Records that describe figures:
╔══

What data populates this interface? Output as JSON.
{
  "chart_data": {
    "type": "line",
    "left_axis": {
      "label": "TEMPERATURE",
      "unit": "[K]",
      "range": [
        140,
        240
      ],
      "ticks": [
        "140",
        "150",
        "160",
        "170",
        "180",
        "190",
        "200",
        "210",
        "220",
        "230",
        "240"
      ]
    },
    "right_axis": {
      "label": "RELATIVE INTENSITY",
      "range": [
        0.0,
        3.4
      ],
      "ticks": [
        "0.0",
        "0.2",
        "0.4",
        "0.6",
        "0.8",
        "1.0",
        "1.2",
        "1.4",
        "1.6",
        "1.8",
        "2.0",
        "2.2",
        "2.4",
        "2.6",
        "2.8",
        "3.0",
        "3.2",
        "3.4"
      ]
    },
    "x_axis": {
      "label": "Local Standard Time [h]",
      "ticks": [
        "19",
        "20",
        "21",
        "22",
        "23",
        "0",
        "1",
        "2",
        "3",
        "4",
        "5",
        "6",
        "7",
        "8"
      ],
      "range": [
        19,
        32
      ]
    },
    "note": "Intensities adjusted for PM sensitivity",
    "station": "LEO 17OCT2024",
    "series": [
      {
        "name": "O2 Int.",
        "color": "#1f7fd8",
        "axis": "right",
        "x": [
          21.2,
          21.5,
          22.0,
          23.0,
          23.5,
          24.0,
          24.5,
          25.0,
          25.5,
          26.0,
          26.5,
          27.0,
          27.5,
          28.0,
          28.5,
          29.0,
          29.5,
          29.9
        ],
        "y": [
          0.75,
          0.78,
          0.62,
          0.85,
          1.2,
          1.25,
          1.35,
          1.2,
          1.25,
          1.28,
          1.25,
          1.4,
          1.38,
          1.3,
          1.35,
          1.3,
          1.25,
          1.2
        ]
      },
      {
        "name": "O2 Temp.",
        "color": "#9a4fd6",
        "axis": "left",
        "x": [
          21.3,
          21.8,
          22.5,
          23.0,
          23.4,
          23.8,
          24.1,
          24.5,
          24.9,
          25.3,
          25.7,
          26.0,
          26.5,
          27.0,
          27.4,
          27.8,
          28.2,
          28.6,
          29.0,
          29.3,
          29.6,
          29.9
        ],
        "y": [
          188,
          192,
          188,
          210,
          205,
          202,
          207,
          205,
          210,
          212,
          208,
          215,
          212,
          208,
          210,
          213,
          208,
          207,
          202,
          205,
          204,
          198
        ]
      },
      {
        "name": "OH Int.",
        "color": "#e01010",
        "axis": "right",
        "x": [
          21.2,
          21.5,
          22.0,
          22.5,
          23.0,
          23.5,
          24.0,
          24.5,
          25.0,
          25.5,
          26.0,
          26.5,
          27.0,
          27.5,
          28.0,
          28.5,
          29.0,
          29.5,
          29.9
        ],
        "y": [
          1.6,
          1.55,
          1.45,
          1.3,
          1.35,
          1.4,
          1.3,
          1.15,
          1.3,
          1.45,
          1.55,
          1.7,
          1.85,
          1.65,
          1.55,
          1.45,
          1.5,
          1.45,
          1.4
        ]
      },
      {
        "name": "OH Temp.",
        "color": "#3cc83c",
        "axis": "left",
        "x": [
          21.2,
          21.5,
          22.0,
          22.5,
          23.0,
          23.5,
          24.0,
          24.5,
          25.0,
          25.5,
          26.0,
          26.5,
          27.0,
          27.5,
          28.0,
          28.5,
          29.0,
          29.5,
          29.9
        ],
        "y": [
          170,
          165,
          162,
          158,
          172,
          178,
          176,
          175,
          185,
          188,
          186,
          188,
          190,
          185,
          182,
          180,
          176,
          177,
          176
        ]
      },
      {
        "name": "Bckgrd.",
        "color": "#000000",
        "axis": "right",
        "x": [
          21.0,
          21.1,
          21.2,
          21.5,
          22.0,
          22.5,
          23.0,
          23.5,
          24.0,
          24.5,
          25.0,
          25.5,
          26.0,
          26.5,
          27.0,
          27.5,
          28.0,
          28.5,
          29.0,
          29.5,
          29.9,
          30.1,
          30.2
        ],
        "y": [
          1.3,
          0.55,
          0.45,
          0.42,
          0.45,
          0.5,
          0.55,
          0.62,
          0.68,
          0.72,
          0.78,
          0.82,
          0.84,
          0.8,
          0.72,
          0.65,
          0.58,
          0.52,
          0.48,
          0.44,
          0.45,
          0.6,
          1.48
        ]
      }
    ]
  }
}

╚══

[Instructions for the task]
Retype the material in full, character for character.

[Solution to the exercise]
What data populates this interface? Output as JSON.
{
  "chart_data": {
    "type": "line",
    "left_axis": {
      "label": "TEMPERATURE",
      "unit": "[K]",
      "range": [
        140,
        240
      ],
      "ticks": [
        "140",
        "150",
        "160",
        "170",
        "180",
        "190",
        "200",
        "210",
        "220",
        "230",
        "240"
      ]
    },
    "right_axis": {
      "label": "RELATIVE INTENSITY",
      "range": [
        0.0,
        3.4
      ],
      "ticks": [
        "0.0",
        "0.2",
        "0.4",
        "0.6",
        "0.8",
        "1.0",
        "1.2",
        "1.4",
        "1.6",
        "1.8",
        "2.0",
        "2.2",
        "2.4",
        "2.6",
        "2.8",
        "3.0",
        "3.2",
        "3.4"
      ]
    },
    "x_axis": {
      "label": "Local Standard Time [h]",
      "ticks": [
        "19",
        "20",
        "21",
        "22",
        "23",
        "0",
        "1",
        "2",
        "3",
        "4",
        "5",
        "6",
        "7",
        "8"
      ],
      "range": [
        19,
        32
      ]
    },
    "note": "Intensities adjusted for PM sensitivity",
    "station": "LEO 17OCT2024",
    "series": [
      {
        "name": "O2 Int.",
        "color": "#1f7fd8",
        "axis": "right",
        "x": [
          21.2,
          21.5,
          22.0,
          23.0,
          23.5,
          24.0,
          24.5,
          25.0,
          25.5,
          26.0,
          26.5,
          27.0,
          27.5,
          28.0,
          28.5,
          29.0,
          29.5,
          29.9
        ],
        "y": [
          0.75,
          0.78,
          0.62,
          0.85,
          1.2,
          1.25,
          1.35,
          1.2,
          1.25,
          1.28,
          1.25,
          1.4,
          1.38,
          1.3,
          1.35,
          1.3,
          1.25,
          1.2
        ]
      },
      {
        "name": "O2 Temp.",
        "color": "#9a4fd6",
        "axis": "left",
        "x": [
          21.3,
          21.8,
          22.5,
          23.0,
          23.4,
          23.8,
          24.1,
          24.5,
          24.9,
          25.3,
          25.7,
          26.0,
          26.5,
          27.0,
          27.4,
          27.8,
          28.2,
          28.6,
          29.0,
          29.3,
          29.6,
          29.9
        ],
        "y": [
          188,
          192,
          188,
          210,
          205,
          202,
          207,
          205,
          210,
          212,
          208,
          215,
          212,
          208,
          210,
          213,
          208,
          207,
          202,
          205,
          204,
          198
        ]
      },
      {
        "name": "OH Int.",
        "color": "#e01010",
        "axis": "right",
        "x": [
          21.2,
          21.5,
          22.0,
          22.5,
          23.0,
          23.5,
          24.0,
          24.5,
          25.0,
          25.5,
          26.0,
          26.5,
          27.0,
          27.5,
          28.0,
          28.5,
          29.0,
          29.5,
          29.9
        ],
        "y": [
          1.6,
          1.55,
          1.45,
          1.3,
          1.35,
          1.4,
          1.3,
          1.15,
          1.3,
          1.45,
          1.55,
          1.7,
          1.85,
          1.65,
          1.55,
          1.45,
          1.5,
          1.45,
          1.4
        ]
      },
      {
        "name": "OH Temp.",
        "color": "#3cc83c",
        "axis": "left",
        "x": [
          21.2,
          21.5,
          22.0,
          22.5,
          23.0,
          23.5,
          24.0,
          24.5,
          25.0,
          25.5,
          26.0,
          26.5,
          27.0,
          27.5,
          28.0,
          28.5,
          29.0,
          29.5,
          29.9
        ],
        "y": [
          170,
          165,
          162,
          158,
          172,
          178,
          176,
          175,
          185,
          188,
          186,
          188,
          190,
          185,
          182,
          180,
          176,
          177,
          176
        ]
      },
      {
        "name": "Bckgrd.",
        "color": "#000000",
        "axis": "right",
        "x": [
          21.0,
          21.1,
          21.2,
          21.5,
          22.0,
          22.5,
          23.0,
          23.5,
          24.0,
          24.5,
          25.0,
          25.5,
          26.0,
          26.5,
          27.0,
          27.5,
          28.0,
          28.5,
          29.0,
          29.5,
          29.9,
          30.1,
          30.2
        ],
        "y": [
          1.3,
          0.55,
          0.45,
          0.42,
          0.45,
          0.5,
          0.55,
          0.62,
          0.68,
          0.72,
          0.78,
          0.82,
          0.84,
          0.8,
          0.72,
          0.65,
          0.58,
          0.52,
          0.48,
          0.44,
          0.45,
          0.6,
          1.48
        ]
      }
    ]
  }
}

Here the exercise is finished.